Give the entries again exactly, every one of them.

#### RECORDS FOR THE EXERCISE

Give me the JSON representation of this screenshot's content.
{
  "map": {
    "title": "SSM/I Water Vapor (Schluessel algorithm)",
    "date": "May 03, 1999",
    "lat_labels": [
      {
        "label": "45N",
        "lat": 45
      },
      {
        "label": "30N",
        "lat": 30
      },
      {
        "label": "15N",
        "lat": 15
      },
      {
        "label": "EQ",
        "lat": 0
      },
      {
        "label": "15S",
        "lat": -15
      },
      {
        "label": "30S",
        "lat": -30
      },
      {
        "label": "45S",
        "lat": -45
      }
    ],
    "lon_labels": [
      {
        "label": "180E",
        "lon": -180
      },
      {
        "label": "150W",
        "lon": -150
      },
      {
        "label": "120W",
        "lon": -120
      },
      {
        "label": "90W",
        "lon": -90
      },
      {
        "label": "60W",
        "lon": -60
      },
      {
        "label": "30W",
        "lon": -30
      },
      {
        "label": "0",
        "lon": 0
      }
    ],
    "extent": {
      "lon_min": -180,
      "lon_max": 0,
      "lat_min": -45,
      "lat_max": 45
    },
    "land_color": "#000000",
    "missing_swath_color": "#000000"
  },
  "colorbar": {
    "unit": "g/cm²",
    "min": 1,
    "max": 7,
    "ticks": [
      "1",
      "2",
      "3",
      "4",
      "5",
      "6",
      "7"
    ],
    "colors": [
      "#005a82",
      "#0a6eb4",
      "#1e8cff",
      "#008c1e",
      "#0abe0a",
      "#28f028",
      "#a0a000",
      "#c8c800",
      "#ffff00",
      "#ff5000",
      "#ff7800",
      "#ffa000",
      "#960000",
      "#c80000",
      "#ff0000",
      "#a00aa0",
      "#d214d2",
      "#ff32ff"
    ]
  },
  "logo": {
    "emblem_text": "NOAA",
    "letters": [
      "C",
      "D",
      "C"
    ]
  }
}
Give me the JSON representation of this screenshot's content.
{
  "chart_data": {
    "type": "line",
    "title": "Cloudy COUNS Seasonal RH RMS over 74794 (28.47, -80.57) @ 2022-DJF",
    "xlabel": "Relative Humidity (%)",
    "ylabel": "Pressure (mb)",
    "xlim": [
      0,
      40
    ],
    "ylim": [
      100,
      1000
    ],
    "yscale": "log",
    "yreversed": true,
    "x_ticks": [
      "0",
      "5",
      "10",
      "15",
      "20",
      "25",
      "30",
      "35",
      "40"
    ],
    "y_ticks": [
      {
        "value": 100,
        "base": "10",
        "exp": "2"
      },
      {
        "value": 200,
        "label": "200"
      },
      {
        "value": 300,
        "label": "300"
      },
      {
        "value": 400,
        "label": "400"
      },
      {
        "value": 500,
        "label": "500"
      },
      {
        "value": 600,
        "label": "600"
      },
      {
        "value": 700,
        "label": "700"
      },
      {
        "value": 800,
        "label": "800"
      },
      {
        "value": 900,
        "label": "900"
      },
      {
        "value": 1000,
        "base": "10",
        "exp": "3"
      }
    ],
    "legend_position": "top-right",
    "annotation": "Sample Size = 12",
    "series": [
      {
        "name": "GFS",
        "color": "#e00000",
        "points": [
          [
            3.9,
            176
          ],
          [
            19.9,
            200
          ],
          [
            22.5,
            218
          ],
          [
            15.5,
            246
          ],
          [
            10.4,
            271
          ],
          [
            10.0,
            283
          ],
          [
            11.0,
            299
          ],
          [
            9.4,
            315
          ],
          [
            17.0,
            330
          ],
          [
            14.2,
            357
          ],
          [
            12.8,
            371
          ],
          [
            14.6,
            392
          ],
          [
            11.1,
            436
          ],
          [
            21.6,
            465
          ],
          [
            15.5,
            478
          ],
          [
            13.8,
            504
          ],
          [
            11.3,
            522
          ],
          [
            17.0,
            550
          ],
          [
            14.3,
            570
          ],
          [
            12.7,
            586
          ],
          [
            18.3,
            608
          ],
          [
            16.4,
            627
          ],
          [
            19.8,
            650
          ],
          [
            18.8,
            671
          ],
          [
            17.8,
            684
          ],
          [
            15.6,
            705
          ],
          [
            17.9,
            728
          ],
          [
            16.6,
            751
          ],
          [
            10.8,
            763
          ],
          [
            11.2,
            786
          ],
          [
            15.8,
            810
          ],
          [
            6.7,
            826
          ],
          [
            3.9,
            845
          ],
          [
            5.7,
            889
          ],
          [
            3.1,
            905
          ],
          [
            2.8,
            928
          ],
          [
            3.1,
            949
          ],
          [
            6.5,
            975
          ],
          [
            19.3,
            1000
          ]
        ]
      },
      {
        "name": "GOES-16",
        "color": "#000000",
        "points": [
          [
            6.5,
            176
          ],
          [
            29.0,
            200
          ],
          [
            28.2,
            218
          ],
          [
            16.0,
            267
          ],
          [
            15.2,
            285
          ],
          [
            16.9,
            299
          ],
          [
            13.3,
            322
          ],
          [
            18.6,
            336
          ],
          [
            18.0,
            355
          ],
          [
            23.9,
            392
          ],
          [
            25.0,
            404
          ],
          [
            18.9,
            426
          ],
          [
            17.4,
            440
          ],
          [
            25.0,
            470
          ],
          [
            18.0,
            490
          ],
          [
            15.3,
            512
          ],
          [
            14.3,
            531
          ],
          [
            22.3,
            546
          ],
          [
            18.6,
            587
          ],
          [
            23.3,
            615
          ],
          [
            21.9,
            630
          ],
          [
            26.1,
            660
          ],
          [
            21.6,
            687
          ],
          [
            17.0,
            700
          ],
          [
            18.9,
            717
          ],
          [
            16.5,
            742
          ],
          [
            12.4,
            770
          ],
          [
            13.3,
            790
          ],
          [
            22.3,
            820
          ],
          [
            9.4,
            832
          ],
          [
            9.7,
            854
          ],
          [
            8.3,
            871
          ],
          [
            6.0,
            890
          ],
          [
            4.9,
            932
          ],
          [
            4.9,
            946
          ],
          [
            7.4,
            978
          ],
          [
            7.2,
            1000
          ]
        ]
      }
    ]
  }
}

########

### OUTPUT FOR THIS TASK
Give me the JSON representation of this screenshot's content.
{
  "map": {
    "title": "SSM/I Water Vapor (Schluessel algorithm)",
    "date": "May 03, 1999",
    "lat_labels": [
      {
        "label": "45N",
        "lat": 45
      },
      {
        "label": "30N",
        "lat": 30
      },
      {
        "label": "15N",
        "lat": 15
      },
      {
        "label": "EQ",
        "lat": 0
      },
      {
        "label": "15S",
        "lat": -15
      },
      {
        "label": "30S",
        "lat": -30
      },
      {
        "label": "45S",
        "lat": -45
      }
    ],
    "lon_labels": [
      {
        "label": "180E",
        "lon": -180
      },
      {
        "label": "150W",
        "lon": -150
      },
      {
        "label": "120W",
        "lon": -120
      },
      {
        "label": "90W",
        "lon": -90
      },
      {
        "label": "60W",
        "lon": -60
      },
      {
        "label": "30W",
        "lon": -30
      },
      {
        "label": "0",
        "lon": 0
      }
    ],
    "extent": {
      "lon_min": -180,
      "lon_max": 0,
      "lat_min": -45,
      "lat_max": 45
    },
    "land_color": "#000000",
    "missing_swath_color": "#000000"
  },
  "colorbar": {
    "unit": "g/cm²",
    "min": 1,
    "max": 7,
    "ticks": [
      "1",
      "2",
      "3",
      "4",
      "5",
      "6",
      "7"
    ],
    "colors": [
      "#005a82",
      "#0a6eb4",
      "#1e8cff",
      "#008c1e",
      "#0abe0a",
      "#28f028",
      "#a0a000",
      "#c8c800",
      "#ffff00",
      "#ff5000",
      "#ff7800",
      "#ffa000",
      "#960000",
      "#c80000",
      "#ff0000",
      "#a00aa0",
      "#d214d2",
      "#ff32ff"
    ]
  },
  "logo": {
    "emblem_text": "NOAA",
    "letters": [
      "C",
      "D",
      "C"
    ]
  }
}
Give me the JSON representation of this screenshot's content.
{
  "chart_data": {
    "type": "line",
    "title": "Cloudy COUNS Seasonal RH RMS over 74794 (28.47, -80.57) @ 2022-DJF",
    "xlabel": "Relative Humidity (%)",
    "ylabel": "Pressure (mb)",
    "xlim": [
      0,
      40
    ],
    "ylim": [
      100,
      1000
    ],
    "yscale": "log",
    "yreversed": true,
    "x_ticks": [
      "0",
      "5",
      "10",
      "15",
      "20",
      "25",
      "30",
      "35",
      "40"
    ],
    "y_ticks": [
      {
        "value": 100,
        "base": "10",
        "exp": "2"
      },
      {
        "value": 200,
        "label": "200"
      },
      {
        "value": 300,
        "label": "300"
      },
      {
        "value": 400,
        "label": "400"
      },
      {
        "value": 500,
        "label": "500"
      },
      {
        "value": 600,
        "label": "600"
      },
      {
        "value": 700,
        "label": "700"
      },
      {
        "value": 800,
        "label": "800"
      },
      {
        "value": 900,
        "label": "900"
      },
      {
        "value": 1000,
        "base": "10",
        "exp": "3"
      }
    ],
    "legend_position": "top-right",
    "annotation": "Sample Size = 12",
    "series": [
      {
        "name": "GFS",
        "color": "#e00000",
        "points": [
          [
            3.9,
            176
          ],
          [
            19.9,
            200
          ],
          [
            22.5,
            218
          ],
          [
            15.5,
            246
          ],
          [
            10.4,
            271
          ],
          [
            10.0,
            283
          ],
          [
            11.0,
            299
          ],
          [
            9.4,
            315
          ],
          [
            17.0,
            330
          ],
          [
            14.2,
            357
          ],
          [
            12.8,
            371
          ],
          [
            14.6,
            392
          ],
          [
            11.1,
            436
          ],
          [
            21.6,
            465
          ],
          [
            15.5,
            478
          ],
          [
            13.8,
            504
          ],
          [
            11.3,
            522
          ],
          [
            17.0,
            550
          ],
          [
            14.3,
            570
          ],
          [
            12.7,
            586
          ],
          [
            18.3,
            608
          ],
          [
            16.4,
            627
          ],
          [
            19.8,
            650
          ],
          [
            18.8,
            671
          ],
          [
            17.8,
            684
          ],
          [
            15.6,
            705
          ],
          [
            17.9,
            728
          ],
          [
            16.6,
            751
          ],
          [
            10.8,
            763
          ],
          [
            11.2,
            786
          ],
          [
            15.8,
            810
          ],
          [
            6.7,
            826
          ],
          [
            3.9,
            845
          ],
          [
            5.7,
            889
          ],
          [
            3.1,
            905
          ],
          [
            2.8,
            928
          ],
          [
            3.1,
            949
          ],
          [
            6.5,
            975
          ],
          [
            19.3,
            1000
          ]
        ]
      },
      {
        "name": "GOES-16",
        "color": "#000000",
        "points": [
          [
            6.5,
            176
          ],
          [
            29.0,
            200
          ],
          [
            28.2,
            218
          ],
          [
            16.0,
            267
          ],
          [
            15.2,
            285
          ],
          [
            16.9,
            299
          ],
          [
            13.3,
            322
          ],
          [
            18.6,
            336
          ],
          [
            18.0,
            355
          ],
          [
            23.9,
            392
          ],
          [
            25.0,
            404
          ],
          [
            18.9,
            426
          ],
          [
            17.4,
            440
          ],
          [
            25.0,
            470
          ],
          [
            18.0,
            490
          ],
          [
            15.3,
            512
          ],
          [
            14.3,
            531
          ],
          [
            22.3,
            546
          ],
          [
            18.6,
            587
          ],
          [
            23.3,
            615
          ],
          [
            21.9,
            630
          ],
          [
            26.1,
            660
          ],
          [
            21.6,
            687
          ],
          [
            17.0,
            700
          ],
          [
            18.9,
            717
          ],
          [
            16.5,
            742
          ],
          [
            12.4,
            770
          ],
          [
            13.3,
            790
          ],
          [
            22.3,
            820
          ],
          [
            9.4,
            832
          ],
          [
            9.7,
            854
          ],
          [
            8.3,
            871
          ],
          [
            6.0,
            890
          ],
          [
            4.9,
            932
          ],
          [
            4.9,
            946
          ],
          [
            7.4,
            978
          ],
          [
            7.2,
            1000
          ]
        ]
      }
    ]
  }
}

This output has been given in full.